▸ **SUPPLIED RECORDS**
......
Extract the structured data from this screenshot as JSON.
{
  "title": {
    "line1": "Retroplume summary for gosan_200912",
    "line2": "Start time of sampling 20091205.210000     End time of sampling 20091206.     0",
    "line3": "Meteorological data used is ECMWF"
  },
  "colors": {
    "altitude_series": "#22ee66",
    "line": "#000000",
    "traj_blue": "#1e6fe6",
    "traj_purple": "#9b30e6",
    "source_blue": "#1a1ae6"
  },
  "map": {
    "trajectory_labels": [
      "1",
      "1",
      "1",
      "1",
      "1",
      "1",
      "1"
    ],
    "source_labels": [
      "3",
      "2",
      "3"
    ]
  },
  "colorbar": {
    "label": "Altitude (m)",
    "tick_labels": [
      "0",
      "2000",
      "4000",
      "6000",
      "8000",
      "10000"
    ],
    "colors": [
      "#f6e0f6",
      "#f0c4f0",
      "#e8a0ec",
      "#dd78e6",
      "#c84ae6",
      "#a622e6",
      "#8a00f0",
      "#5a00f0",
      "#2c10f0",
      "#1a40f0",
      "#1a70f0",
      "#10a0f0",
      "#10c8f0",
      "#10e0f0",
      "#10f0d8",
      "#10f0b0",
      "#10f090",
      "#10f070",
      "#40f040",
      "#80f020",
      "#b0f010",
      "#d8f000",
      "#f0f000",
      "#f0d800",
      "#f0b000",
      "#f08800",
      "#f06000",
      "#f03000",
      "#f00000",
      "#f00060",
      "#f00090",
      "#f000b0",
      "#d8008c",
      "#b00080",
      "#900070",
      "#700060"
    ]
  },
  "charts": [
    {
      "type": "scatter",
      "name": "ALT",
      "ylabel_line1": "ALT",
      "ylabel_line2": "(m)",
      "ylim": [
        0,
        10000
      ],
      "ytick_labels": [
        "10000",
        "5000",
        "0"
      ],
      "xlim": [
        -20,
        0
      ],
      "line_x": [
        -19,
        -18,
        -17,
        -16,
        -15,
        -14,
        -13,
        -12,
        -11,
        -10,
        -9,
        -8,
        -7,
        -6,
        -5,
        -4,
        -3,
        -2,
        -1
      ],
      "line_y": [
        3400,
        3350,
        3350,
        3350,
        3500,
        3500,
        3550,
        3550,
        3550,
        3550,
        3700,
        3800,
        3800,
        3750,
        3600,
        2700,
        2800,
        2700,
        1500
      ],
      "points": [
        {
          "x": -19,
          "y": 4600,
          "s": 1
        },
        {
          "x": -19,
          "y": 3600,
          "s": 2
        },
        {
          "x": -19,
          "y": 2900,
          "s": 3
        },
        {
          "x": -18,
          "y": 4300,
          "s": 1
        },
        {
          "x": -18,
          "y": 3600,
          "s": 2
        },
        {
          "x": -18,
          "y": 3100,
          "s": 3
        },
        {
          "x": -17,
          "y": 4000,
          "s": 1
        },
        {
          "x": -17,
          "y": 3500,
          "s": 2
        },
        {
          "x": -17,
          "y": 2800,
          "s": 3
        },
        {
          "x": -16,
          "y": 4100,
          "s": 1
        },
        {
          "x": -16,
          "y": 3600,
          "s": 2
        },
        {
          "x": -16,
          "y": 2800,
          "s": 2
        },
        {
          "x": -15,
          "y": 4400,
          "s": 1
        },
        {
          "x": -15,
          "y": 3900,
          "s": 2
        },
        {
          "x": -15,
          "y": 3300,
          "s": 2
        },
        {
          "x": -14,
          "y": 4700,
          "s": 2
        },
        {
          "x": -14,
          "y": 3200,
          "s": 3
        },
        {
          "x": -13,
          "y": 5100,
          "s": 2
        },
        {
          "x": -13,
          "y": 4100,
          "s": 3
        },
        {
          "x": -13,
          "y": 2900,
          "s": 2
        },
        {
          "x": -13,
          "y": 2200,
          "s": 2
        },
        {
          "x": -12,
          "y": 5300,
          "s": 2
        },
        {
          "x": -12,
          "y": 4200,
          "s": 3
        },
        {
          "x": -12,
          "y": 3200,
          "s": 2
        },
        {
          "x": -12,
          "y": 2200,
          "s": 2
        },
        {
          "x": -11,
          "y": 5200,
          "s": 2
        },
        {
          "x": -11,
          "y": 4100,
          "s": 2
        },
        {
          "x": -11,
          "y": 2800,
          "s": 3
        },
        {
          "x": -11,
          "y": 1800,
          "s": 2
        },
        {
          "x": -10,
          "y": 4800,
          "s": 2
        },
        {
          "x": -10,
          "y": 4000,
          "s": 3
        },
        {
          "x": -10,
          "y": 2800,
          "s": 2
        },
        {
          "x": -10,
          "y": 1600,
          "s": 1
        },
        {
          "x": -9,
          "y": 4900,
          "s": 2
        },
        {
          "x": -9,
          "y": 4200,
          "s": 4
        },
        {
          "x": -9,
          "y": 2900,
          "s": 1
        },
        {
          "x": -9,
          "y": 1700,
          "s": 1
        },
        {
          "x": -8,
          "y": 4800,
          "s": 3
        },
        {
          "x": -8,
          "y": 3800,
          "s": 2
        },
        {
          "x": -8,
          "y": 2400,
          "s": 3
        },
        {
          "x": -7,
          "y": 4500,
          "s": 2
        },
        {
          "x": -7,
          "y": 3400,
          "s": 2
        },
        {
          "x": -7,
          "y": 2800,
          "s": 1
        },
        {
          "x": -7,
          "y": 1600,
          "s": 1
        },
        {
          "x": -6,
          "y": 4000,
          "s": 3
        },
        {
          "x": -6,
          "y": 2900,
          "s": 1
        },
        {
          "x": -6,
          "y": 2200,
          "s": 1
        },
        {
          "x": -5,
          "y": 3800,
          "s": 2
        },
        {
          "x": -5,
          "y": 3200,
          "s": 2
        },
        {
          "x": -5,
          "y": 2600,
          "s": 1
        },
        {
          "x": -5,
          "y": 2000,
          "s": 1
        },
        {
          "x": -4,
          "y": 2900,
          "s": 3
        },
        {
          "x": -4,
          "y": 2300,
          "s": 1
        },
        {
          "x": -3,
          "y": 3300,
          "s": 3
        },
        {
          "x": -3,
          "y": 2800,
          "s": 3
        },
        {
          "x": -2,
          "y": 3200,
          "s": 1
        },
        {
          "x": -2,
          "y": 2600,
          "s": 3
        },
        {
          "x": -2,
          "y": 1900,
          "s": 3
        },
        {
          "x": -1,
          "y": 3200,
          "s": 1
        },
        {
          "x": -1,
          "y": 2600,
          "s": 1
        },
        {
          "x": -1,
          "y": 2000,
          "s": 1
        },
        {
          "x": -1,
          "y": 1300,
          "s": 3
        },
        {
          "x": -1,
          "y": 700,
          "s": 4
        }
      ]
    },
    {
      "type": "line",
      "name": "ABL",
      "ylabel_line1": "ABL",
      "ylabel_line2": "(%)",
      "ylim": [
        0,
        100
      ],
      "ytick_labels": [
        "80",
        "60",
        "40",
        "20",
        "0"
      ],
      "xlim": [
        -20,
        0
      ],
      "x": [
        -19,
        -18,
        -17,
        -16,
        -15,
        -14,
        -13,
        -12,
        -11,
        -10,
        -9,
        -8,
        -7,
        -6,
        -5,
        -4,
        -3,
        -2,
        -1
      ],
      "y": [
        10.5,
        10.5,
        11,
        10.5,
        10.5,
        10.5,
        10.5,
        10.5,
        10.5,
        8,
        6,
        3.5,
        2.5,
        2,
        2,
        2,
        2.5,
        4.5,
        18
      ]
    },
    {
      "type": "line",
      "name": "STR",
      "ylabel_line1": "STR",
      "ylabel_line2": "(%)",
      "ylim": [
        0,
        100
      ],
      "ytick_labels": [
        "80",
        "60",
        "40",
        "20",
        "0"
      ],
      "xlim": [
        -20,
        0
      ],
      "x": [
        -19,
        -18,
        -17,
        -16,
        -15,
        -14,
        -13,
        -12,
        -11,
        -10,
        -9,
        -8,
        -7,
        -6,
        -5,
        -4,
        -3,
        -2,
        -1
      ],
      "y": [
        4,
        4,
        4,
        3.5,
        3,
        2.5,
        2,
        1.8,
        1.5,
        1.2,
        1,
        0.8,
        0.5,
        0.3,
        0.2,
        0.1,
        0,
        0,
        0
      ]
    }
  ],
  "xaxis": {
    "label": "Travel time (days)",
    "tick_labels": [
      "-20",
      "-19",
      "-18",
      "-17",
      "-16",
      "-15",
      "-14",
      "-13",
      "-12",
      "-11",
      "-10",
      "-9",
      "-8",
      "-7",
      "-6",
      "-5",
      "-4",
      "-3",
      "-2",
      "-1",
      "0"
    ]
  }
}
......
▸ **PROBLEM TO SOLVE**
Write out every line of the data that holds the word "time".

▸ **REPLY TO THE EXERCISE**
    "line2": "Start time of sampling 20091205.210000     End time of sampling 20091206.     0",
    "label": "Travel time (days)",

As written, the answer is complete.